> **GIVEN INFORMATION**:
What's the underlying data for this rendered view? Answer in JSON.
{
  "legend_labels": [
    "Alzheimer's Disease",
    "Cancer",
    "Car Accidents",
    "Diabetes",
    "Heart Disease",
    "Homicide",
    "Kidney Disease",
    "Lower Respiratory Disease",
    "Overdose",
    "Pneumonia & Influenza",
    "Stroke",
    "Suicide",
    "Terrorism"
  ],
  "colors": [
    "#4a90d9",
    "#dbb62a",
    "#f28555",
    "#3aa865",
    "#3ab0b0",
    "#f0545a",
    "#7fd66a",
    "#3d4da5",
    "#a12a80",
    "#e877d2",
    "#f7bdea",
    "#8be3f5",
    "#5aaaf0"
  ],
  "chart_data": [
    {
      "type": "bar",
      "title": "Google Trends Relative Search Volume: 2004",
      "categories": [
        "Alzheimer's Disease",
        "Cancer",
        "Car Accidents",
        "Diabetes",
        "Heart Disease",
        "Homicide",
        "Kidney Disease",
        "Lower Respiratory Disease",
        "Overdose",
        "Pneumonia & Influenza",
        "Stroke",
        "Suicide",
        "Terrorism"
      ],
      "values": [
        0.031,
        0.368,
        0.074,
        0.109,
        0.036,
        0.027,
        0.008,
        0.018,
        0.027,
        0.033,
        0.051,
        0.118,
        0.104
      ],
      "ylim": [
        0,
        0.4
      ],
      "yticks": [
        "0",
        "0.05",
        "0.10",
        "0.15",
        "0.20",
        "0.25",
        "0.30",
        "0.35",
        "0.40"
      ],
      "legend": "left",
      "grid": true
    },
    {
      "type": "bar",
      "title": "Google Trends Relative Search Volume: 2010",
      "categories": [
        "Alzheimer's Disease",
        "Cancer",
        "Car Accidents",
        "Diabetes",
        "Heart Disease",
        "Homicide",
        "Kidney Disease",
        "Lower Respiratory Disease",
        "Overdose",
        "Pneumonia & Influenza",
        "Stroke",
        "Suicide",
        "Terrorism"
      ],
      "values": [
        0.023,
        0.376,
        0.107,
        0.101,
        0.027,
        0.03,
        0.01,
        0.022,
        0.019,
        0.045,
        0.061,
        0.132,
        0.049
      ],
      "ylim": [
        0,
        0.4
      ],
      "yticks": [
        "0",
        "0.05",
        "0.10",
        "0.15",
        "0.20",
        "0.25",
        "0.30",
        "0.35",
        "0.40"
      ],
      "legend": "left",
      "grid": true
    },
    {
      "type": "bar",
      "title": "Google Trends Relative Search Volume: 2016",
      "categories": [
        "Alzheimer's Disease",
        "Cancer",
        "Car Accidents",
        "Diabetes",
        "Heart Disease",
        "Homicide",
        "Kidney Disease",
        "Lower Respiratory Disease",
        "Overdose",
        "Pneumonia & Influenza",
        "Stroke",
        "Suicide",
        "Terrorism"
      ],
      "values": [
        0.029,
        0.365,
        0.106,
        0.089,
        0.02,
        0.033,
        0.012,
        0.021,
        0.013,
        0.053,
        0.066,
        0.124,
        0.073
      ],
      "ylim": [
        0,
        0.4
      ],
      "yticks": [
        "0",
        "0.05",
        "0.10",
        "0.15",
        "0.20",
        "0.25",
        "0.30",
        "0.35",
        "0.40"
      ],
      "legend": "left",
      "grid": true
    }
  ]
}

> **WORK TO COMPLETE**: Report only the number of lines that hold the word "title".

> **EXERCISE ANSWER**: 3